Aim: Each line containing the word "text" must be reported.

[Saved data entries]
[START]

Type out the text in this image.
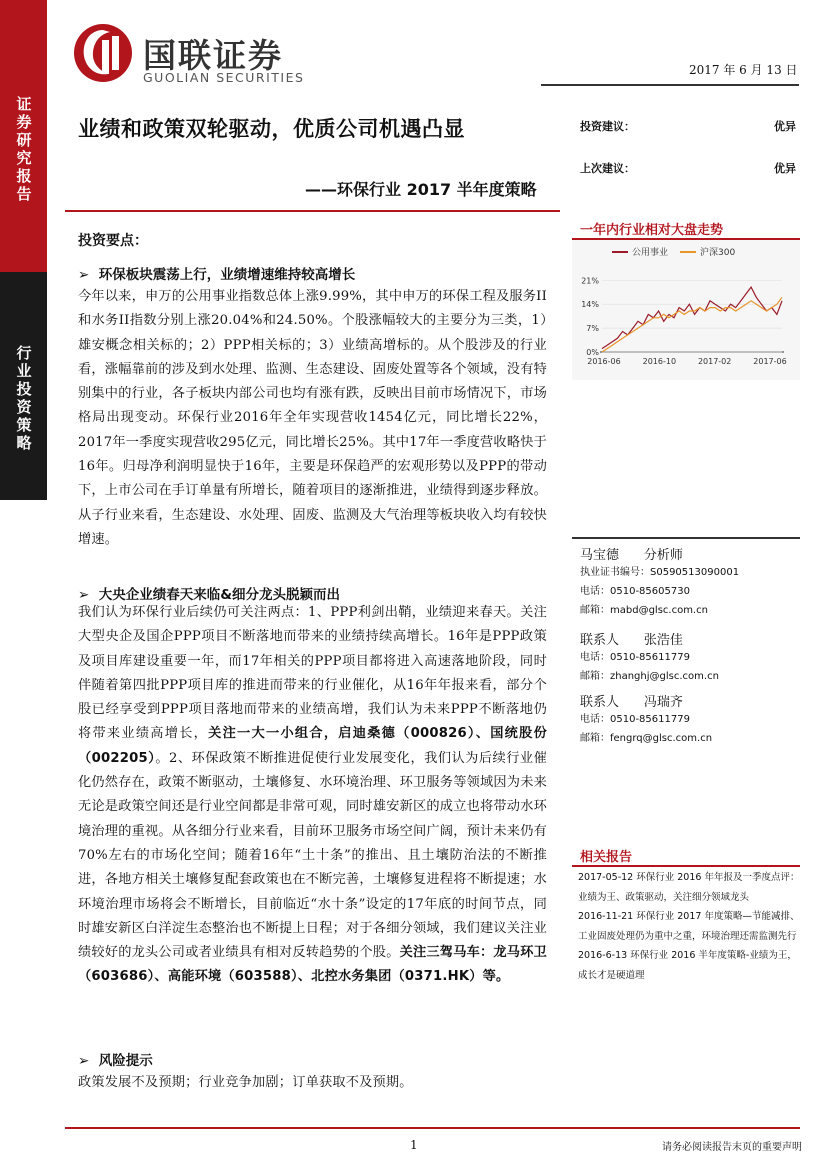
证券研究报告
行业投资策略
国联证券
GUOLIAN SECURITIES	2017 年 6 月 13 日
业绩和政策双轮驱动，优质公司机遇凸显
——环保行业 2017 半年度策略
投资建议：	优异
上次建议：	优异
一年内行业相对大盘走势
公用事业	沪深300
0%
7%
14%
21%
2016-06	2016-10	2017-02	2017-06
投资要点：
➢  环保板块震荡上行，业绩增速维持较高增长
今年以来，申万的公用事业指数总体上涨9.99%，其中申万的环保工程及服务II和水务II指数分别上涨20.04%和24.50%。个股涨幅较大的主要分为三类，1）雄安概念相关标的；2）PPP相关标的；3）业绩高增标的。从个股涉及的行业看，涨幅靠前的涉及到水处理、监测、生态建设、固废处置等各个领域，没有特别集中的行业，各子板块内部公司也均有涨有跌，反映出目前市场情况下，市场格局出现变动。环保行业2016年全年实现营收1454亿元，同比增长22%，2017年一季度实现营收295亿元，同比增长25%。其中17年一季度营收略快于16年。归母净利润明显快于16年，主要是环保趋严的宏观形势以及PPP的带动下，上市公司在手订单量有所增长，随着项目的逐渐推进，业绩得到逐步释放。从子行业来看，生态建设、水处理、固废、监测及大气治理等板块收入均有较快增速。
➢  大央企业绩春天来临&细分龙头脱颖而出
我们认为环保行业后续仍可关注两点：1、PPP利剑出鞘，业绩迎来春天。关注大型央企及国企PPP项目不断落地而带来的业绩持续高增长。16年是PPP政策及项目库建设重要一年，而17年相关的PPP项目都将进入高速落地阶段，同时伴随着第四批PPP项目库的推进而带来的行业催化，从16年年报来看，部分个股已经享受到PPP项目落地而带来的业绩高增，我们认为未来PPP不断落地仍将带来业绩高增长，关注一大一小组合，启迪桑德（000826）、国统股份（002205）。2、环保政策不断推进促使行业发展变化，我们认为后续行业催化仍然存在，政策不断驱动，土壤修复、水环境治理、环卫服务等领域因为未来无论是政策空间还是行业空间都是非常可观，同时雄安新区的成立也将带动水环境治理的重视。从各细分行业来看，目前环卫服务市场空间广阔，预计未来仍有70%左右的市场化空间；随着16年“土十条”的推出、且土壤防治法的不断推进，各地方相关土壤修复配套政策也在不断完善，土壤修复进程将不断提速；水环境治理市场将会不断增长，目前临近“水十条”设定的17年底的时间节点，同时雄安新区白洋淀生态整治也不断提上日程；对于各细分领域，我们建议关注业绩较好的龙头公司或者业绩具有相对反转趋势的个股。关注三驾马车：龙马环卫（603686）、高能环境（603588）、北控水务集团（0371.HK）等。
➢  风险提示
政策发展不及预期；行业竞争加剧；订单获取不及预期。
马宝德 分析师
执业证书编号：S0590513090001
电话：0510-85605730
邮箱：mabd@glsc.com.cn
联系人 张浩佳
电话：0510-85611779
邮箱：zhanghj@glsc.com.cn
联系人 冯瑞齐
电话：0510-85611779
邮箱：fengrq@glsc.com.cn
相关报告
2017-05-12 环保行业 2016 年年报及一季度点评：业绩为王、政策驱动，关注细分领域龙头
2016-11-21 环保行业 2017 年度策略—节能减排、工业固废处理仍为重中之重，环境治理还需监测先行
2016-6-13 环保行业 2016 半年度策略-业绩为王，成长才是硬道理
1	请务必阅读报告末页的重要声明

[END]
[START]

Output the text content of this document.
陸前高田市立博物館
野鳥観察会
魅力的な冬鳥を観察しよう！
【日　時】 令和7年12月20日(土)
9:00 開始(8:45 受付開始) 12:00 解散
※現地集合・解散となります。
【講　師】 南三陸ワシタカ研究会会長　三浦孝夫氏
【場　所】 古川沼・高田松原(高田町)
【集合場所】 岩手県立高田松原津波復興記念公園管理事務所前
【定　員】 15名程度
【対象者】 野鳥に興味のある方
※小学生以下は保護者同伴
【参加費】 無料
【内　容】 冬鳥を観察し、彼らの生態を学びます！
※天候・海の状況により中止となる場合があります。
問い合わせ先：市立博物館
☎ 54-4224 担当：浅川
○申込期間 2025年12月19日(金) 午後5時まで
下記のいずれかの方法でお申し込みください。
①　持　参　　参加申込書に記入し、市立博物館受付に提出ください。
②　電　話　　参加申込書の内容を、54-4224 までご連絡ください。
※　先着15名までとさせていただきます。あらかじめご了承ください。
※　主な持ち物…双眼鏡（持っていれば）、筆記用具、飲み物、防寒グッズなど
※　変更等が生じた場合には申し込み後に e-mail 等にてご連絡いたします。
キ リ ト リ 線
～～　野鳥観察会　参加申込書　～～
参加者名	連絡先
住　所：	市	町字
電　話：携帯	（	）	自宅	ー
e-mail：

[END]

Task answer:
Type out the text in this image.
Output the text content of this document.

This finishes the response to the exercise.